> [Written task]: Tally up the lines where the string "Havashalmi" appears; reply with the number only.

<<<<

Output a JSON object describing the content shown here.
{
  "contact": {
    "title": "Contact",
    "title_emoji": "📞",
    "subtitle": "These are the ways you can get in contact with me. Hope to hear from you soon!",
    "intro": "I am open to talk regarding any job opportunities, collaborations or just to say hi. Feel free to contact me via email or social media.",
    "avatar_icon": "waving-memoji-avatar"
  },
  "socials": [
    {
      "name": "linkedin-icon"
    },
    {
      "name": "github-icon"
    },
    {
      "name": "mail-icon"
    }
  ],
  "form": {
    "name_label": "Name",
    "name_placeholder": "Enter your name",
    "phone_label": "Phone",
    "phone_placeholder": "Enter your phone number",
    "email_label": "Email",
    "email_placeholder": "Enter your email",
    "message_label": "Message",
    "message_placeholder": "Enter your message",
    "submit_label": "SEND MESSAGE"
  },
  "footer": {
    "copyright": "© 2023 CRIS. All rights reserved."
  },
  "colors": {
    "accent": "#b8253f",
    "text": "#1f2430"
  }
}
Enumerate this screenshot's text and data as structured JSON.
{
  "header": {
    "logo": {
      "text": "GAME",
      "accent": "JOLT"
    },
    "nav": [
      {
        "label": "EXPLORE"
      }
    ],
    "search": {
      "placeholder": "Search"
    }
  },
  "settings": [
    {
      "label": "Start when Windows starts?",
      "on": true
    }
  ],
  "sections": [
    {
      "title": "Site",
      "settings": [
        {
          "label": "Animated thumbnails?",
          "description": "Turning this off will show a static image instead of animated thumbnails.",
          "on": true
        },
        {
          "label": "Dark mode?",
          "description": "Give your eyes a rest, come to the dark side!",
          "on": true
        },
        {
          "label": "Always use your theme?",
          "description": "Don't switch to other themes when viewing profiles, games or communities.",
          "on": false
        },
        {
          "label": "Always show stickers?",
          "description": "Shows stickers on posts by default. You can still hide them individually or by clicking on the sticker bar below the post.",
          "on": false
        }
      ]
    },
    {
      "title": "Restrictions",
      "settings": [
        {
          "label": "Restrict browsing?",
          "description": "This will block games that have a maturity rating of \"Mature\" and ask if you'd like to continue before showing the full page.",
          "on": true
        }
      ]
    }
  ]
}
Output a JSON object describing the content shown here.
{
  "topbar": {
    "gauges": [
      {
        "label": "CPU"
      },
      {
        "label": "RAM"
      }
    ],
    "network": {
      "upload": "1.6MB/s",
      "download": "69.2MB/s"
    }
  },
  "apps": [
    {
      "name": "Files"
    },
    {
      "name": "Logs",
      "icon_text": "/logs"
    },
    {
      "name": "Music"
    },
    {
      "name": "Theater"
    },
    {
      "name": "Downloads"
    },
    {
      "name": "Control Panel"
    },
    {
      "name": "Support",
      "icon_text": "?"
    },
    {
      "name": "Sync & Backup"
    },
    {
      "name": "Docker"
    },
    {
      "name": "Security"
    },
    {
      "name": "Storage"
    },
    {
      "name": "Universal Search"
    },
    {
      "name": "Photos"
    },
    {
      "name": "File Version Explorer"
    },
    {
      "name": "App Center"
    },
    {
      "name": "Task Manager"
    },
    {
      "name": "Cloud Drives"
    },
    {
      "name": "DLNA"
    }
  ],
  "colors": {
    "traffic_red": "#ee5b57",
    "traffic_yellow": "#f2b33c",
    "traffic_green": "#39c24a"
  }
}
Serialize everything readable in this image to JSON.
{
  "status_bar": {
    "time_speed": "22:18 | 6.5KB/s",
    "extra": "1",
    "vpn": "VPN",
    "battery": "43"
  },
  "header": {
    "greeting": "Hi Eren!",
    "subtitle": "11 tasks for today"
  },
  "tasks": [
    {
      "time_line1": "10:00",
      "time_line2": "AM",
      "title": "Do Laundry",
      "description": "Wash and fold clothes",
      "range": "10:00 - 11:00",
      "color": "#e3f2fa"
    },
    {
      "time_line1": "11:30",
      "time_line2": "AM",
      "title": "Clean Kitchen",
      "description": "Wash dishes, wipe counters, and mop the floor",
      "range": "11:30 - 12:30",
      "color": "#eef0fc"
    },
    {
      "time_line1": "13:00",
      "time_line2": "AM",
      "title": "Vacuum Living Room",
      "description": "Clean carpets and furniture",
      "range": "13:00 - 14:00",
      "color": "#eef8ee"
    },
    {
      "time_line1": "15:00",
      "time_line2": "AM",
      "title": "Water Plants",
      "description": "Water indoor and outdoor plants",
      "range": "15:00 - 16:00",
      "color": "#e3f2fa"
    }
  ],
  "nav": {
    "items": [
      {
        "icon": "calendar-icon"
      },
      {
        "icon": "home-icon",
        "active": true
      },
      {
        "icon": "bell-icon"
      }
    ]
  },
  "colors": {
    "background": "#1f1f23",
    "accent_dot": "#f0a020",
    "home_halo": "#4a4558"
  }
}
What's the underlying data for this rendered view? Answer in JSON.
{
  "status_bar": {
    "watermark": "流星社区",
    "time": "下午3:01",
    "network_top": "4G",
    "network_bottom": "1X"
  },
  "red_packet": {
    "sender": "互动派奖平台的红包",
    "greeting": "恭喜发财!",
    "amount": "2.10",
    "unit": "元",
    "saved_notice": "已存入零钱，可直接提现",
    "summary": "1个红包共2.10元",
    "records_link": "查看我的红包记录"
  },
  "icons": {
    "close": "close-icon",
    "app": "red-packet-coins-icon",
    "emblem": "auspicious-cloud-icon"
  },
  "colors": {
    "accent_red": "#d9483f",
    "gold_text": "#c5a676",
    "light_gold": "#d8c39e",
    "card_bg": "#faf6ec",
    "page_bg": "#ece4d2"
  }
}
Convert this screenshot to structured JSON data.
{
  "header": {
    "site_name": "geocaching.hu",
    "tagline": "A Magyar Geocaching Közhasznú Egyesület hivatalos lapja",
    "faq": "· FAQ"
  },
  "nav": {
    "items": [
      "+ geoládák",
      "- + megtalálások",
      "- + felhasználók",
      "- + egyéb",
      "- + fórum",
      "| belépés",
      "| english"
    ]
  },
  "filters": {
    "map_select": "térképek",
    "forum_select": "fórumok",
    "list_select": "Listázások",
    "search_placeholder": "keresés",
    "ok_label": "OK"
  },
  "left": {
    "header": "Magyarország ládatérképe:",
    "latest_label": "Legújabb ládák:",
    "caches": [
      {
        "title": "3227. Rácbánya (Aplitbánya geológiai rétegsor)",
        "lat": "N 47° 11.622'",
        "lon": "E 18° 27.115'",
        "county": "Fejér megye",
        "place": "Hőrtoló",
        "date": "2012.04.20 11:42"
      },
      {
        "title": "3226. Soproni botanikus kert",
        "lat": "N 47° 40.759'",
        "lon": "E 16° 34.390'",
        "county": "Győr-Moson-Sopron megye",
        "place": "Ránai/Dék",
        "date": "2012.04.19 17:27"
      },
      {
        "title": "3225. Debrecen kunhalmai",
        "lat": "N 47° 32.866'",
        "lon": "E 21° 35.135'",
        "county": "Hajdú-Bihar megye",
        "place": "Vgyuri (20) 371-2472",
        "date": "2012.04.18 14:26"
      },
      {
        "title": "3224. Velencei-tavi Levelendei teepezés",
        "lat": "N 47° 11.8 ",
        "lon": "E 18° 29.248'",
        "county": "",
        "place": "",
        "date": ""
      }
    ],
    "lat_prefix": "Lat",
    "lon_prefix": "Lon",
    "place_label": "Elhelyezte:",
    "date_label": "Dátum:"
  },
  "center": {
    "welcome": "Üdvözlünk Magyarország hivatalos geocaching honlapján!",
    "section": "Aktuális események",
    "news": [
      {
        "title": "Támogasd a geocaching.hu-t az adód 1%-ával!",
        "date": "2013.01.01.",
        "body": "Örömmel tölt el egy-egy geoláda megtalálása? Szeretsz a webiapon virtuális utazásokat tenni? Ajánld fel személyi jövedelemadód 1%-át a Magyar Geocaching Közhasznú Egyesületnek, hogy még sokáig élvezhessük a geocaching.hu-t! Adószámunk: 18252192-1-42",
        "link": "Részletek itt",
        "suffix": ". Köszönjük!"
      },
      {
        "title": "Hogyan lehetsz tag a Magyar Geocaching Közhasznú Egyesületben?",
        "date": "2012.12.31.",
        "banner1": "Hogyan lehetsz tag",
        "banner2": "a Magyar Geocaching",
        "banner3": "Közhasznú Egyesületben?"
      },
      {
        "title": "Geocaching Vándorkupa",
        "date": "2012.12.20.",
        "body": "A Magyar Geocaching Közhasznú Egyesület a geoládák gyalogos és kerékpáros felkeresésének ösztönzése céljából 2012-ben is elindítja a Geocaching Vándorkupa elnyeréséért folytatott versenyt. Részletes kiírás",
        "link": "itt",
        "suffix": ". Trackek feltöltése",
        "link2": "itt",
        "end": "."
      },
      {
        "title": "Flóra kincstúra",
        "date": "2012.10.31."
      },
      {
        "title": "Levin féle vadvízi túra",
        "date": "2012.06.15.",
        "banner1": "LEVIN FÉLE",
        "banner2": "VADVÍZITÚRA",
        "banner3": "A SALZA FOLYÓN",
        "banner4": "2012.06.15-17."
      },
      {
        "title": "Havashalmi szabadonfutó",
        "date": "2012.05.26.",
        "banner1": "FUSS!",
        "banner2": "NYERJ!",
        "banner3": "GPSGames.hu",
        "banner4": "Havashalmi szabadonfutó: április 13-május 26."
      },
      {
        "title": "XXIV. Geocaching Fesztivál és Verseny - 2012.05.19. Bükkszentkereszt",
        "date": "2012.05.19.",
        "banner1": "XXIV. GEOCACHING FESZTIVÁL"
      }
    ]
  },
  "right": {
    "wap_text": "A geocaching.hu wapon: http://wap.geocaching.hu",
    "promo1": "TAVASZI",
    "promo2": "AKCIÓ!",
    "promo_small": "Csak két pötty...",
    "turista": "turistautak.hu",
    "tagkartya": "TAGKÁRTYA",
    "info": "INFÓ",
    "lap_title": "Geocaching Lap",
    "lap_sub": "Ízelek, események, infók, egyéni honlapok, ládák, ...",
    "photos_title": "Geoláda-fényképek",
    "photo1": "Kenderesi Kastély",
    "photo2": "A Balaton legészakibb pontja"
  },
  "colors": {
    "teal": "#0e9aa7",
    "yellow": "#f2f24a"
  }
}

>>>>

> [Output for this task]: 2